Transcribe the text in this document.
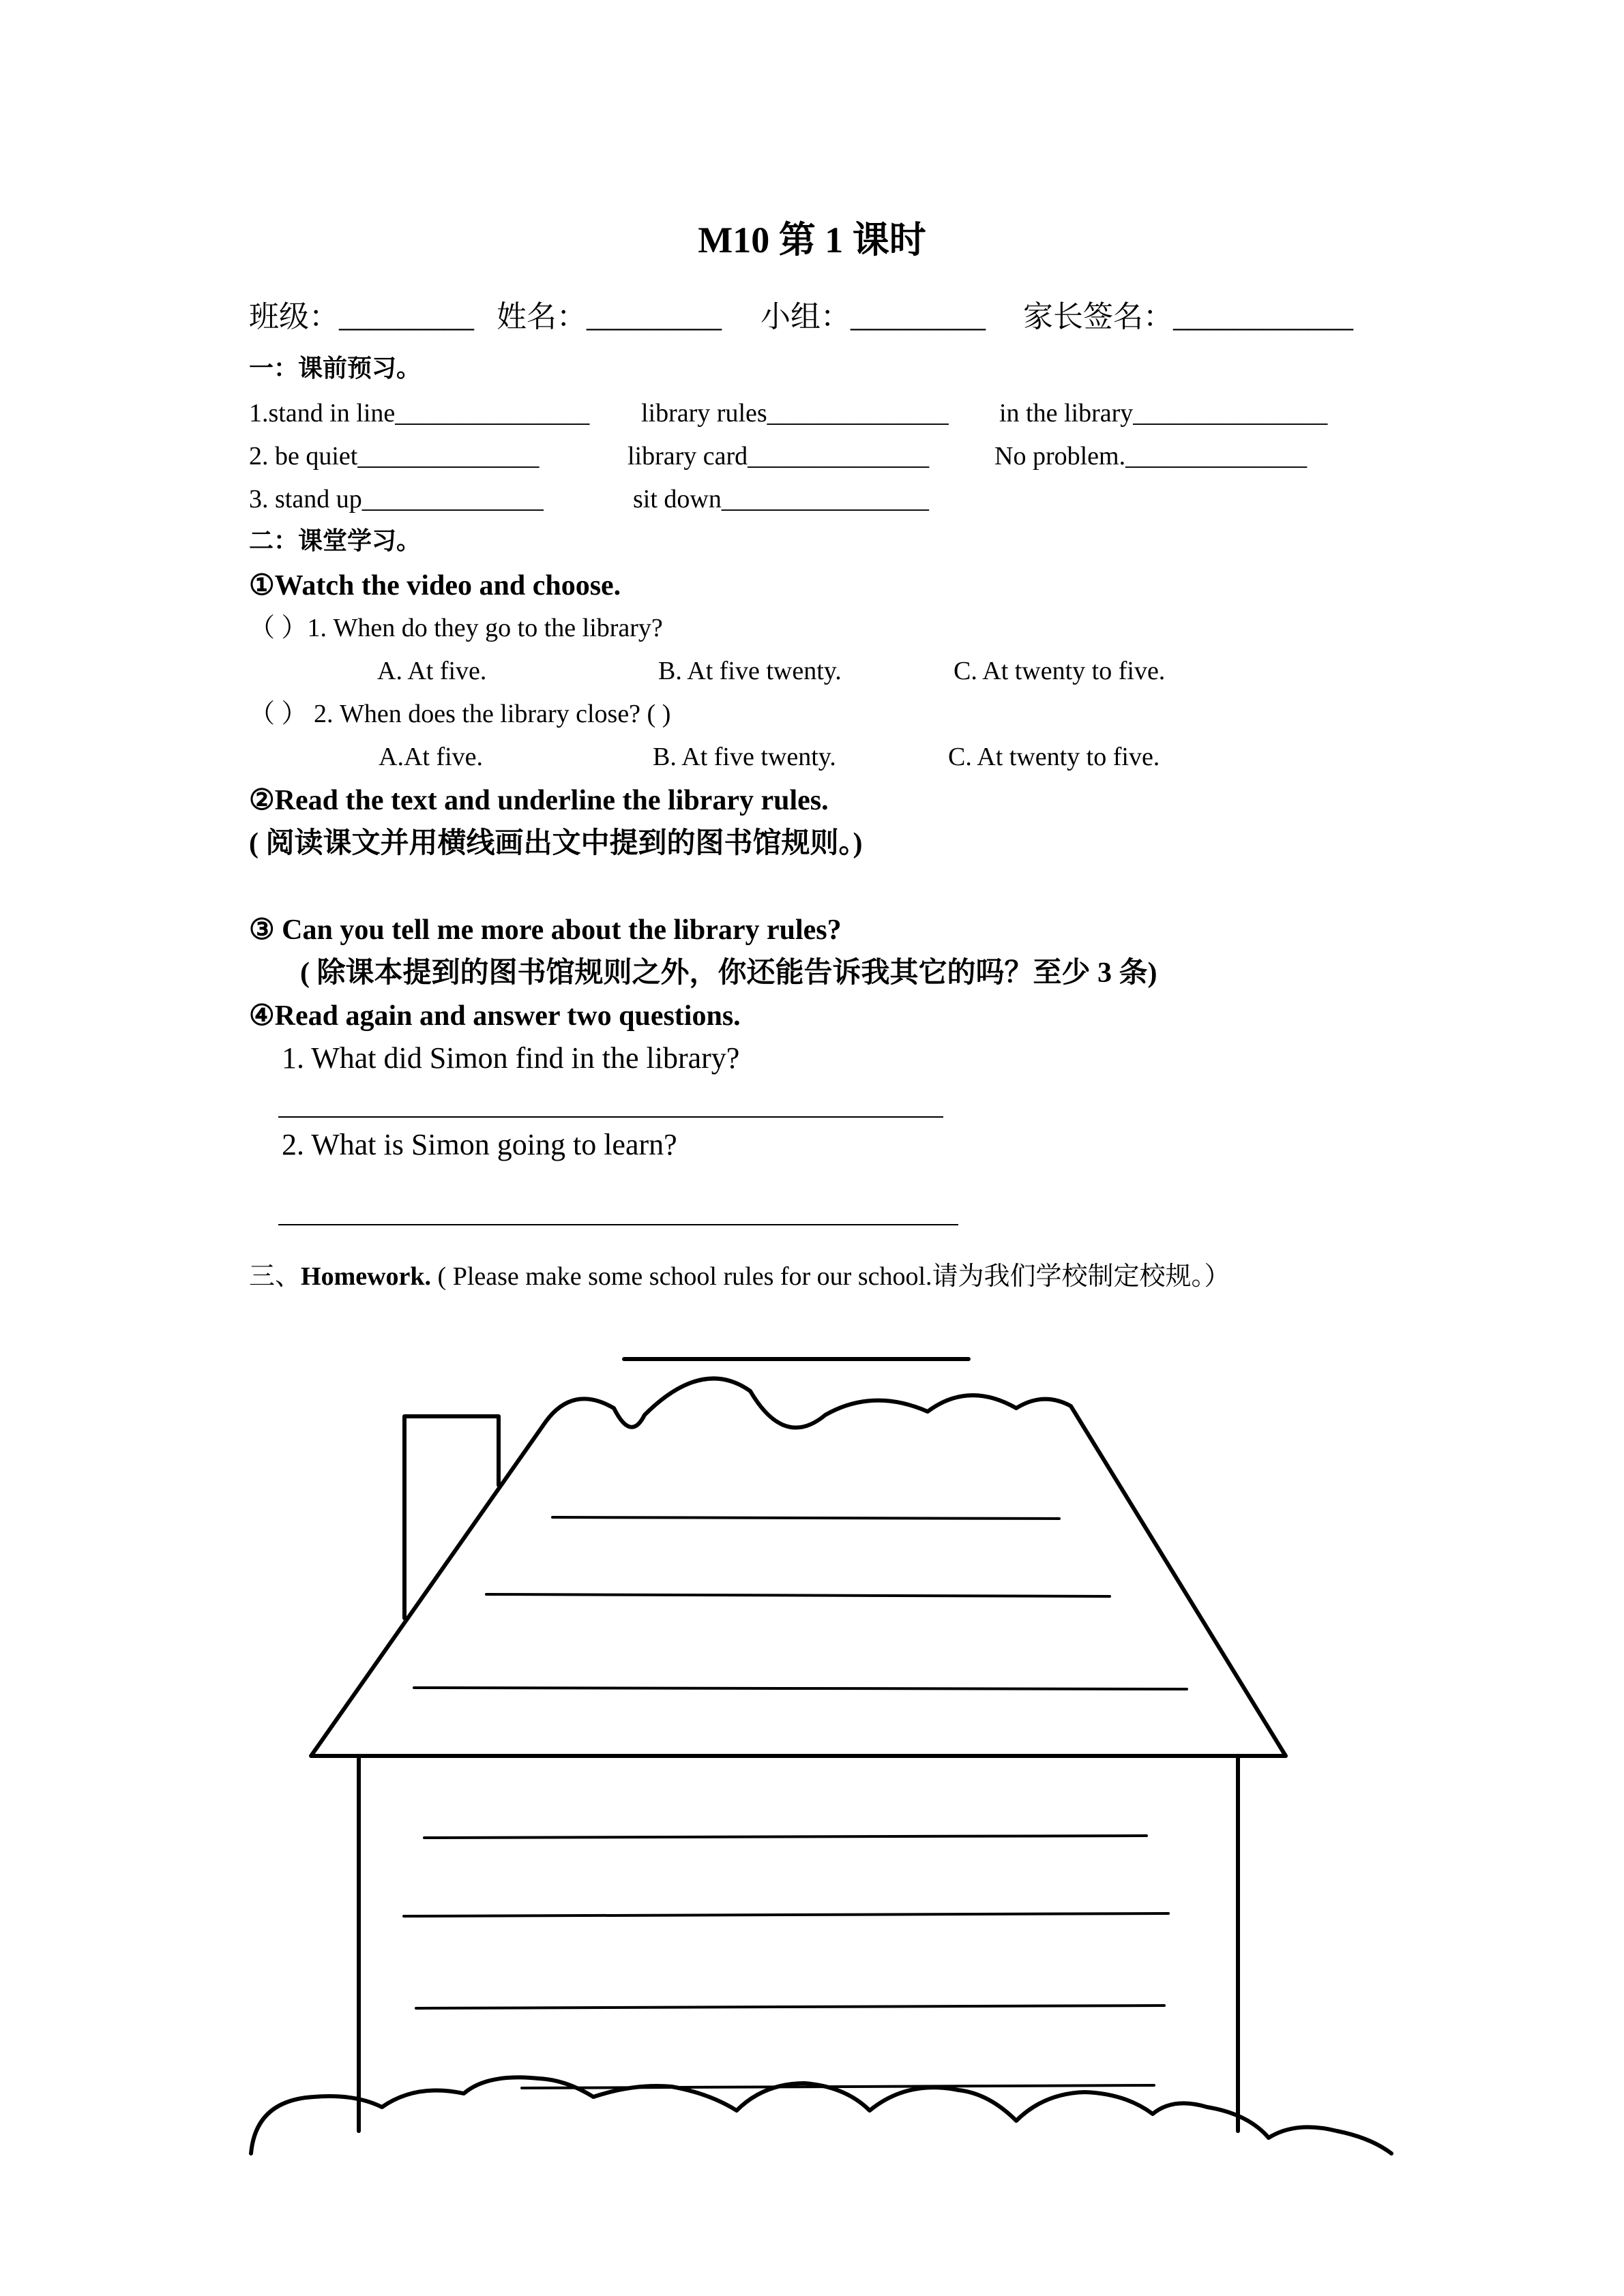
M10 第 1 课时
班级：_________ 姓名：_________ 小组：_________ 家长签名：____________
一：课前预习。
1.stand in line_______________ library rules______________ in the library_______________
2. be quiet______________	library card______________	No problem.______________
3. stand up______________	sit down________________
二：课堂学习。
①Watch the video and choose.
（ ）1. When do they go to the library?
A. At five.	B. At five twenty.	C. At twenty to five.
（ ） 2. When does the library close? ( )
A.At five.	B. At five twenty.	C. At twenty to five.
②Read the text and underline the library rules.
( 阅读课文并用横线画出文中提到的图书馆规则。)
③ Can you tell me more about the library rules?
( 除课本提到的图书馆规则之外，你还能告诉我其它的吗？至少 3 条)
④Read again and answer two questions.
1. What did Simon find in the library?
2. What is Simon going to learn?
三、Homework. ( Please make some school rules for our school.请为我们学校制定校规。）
□ □ □ □ □
### Task instructions
Go through the listing above and write it all out exactly, leaving out any picture.

### Solution to this exercise
Transcribe the text in this document.
M10 第 1 课时
班级：_________ 姓名：_________ 小组：_________ 家长签名：____________
一：课前预习。
1.stand in line_______________ library rules______________ in the library_______________
2. be quiet______________	library card______________	No problem.______________
3. stand up______________	sit down________________
二：课堂学习。
①Watch the video and choose.
（ ）1. When do they go to the library?
A. At five.	B. At five twenty.	C. At twenty to five.
（ ） 2. When does the library close? ( )
A.At five.	B. At five twenty.	C. At twenty to five.
②Read the text and underline the library rules.
( 阅读课文并用横线画出文中提到的图书馆规则。)
③ Can you tell me more about the library rules?
( 除课本提到的图书馆规则之外，你还能告诉我其它的吗？至少 3 条)
④Read again and answer two questions.
1. What did Simon find in the library?
2. What is Simon going to learn?
三、Homework. ( Please make some school rules for our school.请为我们学校制定校规。）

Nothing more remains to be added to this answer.